Reading text:
- - - - - - -

Wednesday, March 21, 2012

When Giant Prehistoric Beavers Roamed The Don Valley Brick Works

Giant beaver vs. modern beaver
Hooooooo boy. Meet the giant beaver. This is one of the largest rodents to have ever walked the earth. And thank god for that. It was eight feet long and weighed 200 pounds. So, like, the size of a black bear. A freaking bear. It's teeth were six inches long, but scientists aren't actually sure if they used them to chop down trees like beavers do today; giant beavers probably ate aquatic plants, and we've yet to find any evidence that they built giant dams either. Their tails were probably pretty different from their modern cousins, too: longer and thinner. And they had shaggier hair.

They also used to live in Toronto. Or, um, on this land anyway. They were here about 130,000 years before our city was founded.

In the late 1800s, Toronto's most famous and celebrated geologist ever, Arthur Philemon Coleman, who had an awesome old-timey moustache, discovered the importance of what would soon become a crazy-world-famous (well, by geology standards anyway) formation: the big cliff on the northern end of the Don Valley Brick Works. At the bottom of the cliff was a bedrock of slate from about 450 million years ago — littered with fossils from the days when this part of the world was a tropical sea filled with trilobites. But what really makes the cliff special is what Coleman discovered above that slate: a remarkably complete geological record of the last 135,000 years.

Layer by layer, the exposed earth clearly shows the last two Ice Ages coming and going, leaving rocks and dirt and boulders behind as enormous glaciers covered this land in ice and then melted away as the climate changed. It's the only place in this part of the world where you can see all of that history laid out in front you. I's super-crazy-important.

Now, in between those two Ice Age layers there are a bunch of other layers from the time when the planet was warmer. One of them, near the bottom, is a layer of sand and clay from about 130,000 years ago. And that's where A.P. Coleman found the giant tooth of a giant beaver.

In our giant beaver days, Toronto was actually a couple of degrees warmer than it is now. Instead of Lake Ontario, there was an even bigger and deeper lake; they call it Lake Coleman in honour of the moustachioed geologist. So everything that's now downtown T.O. was very much underwater back then. And the clays and sands that are at the foot of the cliff in the Don Valley Brick Works – all the way north of Bloor – would have been in the shallow waters near shore, at the mouth of the prehistoric ancestor to the Don River.

A.P. Coleman
Colemen and his peeps were able to piece the scene together from the other fossils they found along with the beaver tooth. The area where the river met the lake was a marshy wetland back then, surrounded by woods and grasslands. Prehistoric stag-moose, bigger even than moose are today, with huuuge sets of antlers, roamed through a wilderness that would have seemed to us both familiar and strange. There were plenty of plants and trees that still grow all over the place in modern day Toronto: oaks and pines and maples, willows, cedars and elms. But there were also some species that you can only find further to the south these days, in the States where it's warmer, and even a few that are long-extinct. There were giant prehistoric bears here, too. Massive, ancient bison. Woodchucks and white-tailed deer. On occasion, a thunderstorm sparked a forest fire, flames tearing through forests and fields, enormous panicked beasts rushing for the safety of the water.

- - - - - - -

Data pulled from a collection:
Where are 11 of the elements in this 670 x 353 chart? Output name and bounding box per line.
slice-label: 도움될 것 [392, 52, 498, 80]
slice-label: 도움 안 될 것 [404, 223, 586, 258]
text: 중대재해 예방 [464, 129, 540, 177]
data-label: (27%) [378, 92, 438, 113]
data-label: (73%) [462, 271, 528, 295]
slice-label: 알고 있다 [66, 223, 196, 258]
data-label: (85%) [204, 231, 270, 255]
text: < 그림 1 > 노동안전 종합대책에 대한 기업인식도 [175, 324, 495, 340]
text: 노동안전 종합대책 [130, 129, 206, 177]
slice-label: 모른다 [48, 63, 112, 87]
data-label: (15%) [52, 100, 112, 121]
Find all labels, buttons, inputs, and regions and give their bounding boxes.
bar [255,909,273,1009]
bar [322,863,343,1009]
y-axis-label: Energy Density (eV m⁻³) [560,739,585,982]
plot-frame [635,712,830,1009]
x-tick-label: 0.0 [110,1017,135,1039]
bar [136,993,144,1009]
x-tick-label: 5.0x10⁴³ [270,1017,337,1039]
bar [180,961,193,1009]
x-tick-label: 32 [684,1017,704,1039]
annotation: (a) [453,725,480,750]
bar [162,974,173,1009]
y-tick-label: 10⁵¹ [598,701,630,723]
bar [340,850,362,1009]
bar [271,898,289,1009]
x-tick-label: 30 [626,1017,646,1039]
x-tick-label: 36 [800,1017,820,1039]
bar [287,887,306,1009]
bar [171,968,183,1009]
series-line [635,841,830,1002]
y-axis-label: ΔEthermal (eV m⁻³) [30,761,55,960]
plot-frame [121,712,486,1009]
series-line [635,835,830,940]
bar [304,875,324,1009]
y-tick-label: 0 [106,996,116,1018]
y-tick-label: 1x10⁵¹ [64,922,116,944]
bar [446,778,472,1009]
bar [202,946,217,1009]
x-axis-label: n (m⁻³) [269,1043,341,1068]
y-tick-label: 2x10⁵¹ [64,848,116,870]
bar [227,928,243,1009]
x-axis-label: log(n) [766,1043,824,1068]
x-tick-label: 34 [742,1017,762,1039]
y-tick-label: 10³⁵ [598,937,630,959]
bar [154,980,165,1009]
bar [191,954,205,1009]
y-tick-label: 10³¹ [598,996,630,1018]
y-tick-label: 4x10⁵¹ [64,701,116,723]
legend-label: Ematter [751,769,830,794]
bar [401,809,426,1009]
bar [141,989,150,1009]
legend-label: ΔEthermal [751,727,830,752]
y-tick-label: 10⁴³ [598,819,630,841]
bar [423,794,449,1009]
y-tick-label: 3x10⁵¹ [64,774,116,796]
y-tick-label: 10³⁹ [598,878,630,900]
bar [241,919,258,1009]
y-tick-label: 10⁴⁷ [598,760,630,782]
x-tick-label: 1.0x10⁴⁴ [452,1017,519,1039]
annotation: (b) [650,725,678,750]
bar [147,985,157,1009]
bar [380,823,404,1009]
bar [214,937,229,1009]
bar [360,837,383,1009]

- - - - - - -

Problem to work on:
Resume the post about the giant prehistoric beavers of the Don Valley Brick Works, picking up right after its last sentence. The data has no connection to the text about the giant prehistoric beavers of the Don Valley Brick Works.

Result:
Scientists figure that giant beavers didn't spend much of their time on land; even less, it seems, than beavers do today. They stuck to the swamp at the mouth of the river, swimming through the marsh, feeding on the aquatic reeds and long grasses that lined the shore, maybe even cutting down trees and building beaver lodges big enough to house a family of rodents the size of a bear. They'd been living like this, in the wetlands of North America, for two million years. And they had more than another hundred thousand years to go.

But not in Toronto. As the next Ice Age began, Toronto got colder, eventually getting buried beneath a layer of ice two kilometers thick. The giant beavers would have been forced far to the south. And as the Ice Age ended, around 10,000 B.C. or so, the last members of the species died out. The giant beaver was extinct.

By then, a new species had arrived in North America: us. Back in the days when giant beavers had been swimming around the Don Valley, we'd been living on the other side of the world, having just recently evolved on the savannahs of Africa. But soon, the Ice Age shrank the great deserts and seas that blocked the way out of that continent, and Homo sapiens were unleashed. It took us tens of thousands of years to spread all the way over to this part of the world. But when we did, we dominated it: first the indigenous peoples who developed cultures and civilizations throughout the Americas; and then the colonizing, clear-cutting, genocidal Europeans.

On this spot, the British founded a new capital. To build it, they needed bricks. To make bricks, they needed clay. And one of the best sources for clay was discovered in the very same spot where that prehistoric river once met that prehistoric lake. The Don Valley Brick Works was born, turning clay into red and yellow bricks of such a high quality that they won gold medals at the Chicago World's Fair. A lot of Toronto's old buildings are made of Brick Works bricks. Much of our city was quite literally built from the mud of the swamp where giant beavers once roamed.

Today, the Brick Works is no longer an industrial wasteland. Instead, we've returned it to its roots: a mixture of wetlands, forests and fields. Native species of plants and animals have been reintroduced and allowed to thrive – some of them are the very same species that would have been here in the days of the giant beaver. In fact, if you get really lucky, you might even spot one of the newest residents: a modern, normal-sized beaver, swimming around the wetland where 130,000 years ago his giant beaver cousins did the very same thing.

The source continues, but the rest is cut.